- WHAT IS NEEDED
Repeat the material verbatim and drop the pictures.
**** GIVEN DATA
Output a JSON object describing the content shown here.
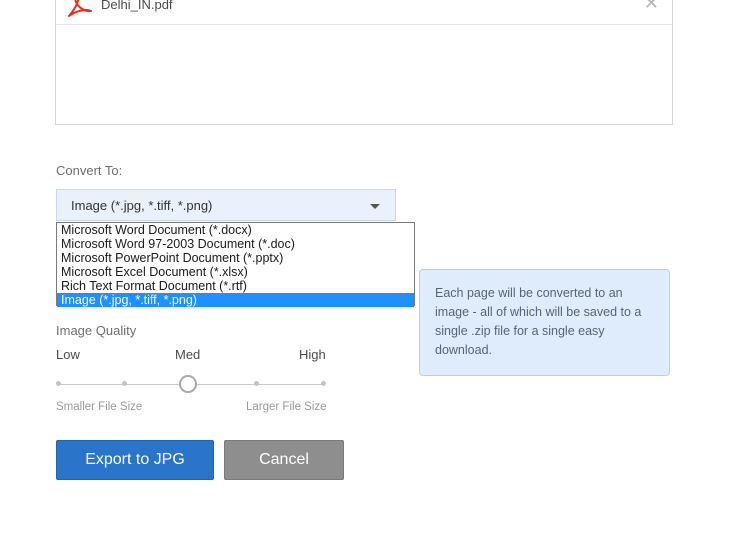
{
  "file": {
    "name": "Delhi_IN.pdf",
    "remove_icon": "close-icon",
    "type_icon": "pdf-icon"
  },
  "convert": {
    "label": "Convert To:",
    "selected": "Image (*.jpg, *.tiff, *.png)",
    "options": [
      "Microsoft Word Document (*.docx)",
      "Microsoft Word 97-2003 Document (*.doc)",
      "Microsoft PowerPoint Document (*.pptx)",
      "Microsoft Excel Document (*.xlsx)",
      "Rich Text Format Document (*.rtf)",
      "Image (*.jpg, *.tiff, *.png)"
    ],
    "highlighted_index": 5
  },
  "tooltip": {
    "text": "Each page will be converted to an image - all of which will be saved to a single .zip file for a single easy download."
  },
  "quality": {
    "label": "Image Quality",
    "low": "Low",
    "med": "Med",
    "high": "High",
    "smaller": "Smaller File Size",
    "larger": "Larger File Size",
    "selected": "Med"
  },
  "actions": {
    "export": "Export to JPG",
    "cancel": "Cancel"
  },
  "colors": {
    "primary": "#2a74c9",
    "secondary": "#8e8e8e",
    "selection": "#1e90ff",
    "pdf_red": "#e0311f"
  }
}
********
- RESPONSE TO THE TASK
Output a JSON object describing the content shown here.
{
  "file": {
    "name": "Delhi_IN.pdf",
    "remove_icon": "close-icon",
    "type_icon": "pdf-icon"
  },
  "convert": {
    "label": "Convert To:",
    "selected": "Image (*.jpg, *.tiff, *.png)",
    "options": [
      "Microsoft Word Document (*.docx)",
      "Microsoft Word 97-2003 Document (*.doc)",
      "Microsoft PowerPoint Document (*.pptx)",
      "Microsoft Excel Document (*.xlsx)",
      "Rich Text Format Document (*.rtf)",
      "Image (*.jpg, *.tiff, *.png)"
    ],
    "highlighted_index": 5
  },
  "tooltip": {
    "text": "Each page will be converted to an image - all of which will be saved to a single .zip file for a single easy download."
  },
  "quality": {
    "label": "Image Quality",
    "low": "Low",
    "med": "Med",
    "high": "High",
    "smaller": "Smaller File Size",
    "larger": "Larger File Size",
    "selected": "Med"
  },
  "actions": {
    "export": "Export to JPG",
    "cancel": "Cancel"
  },
  "colors": {
    "primary": "#2a74c9",
    "secondary": "#8e8e8e",
    "selection": "#1e90ff",
    "pdf_red": "#e0311f"
  }
}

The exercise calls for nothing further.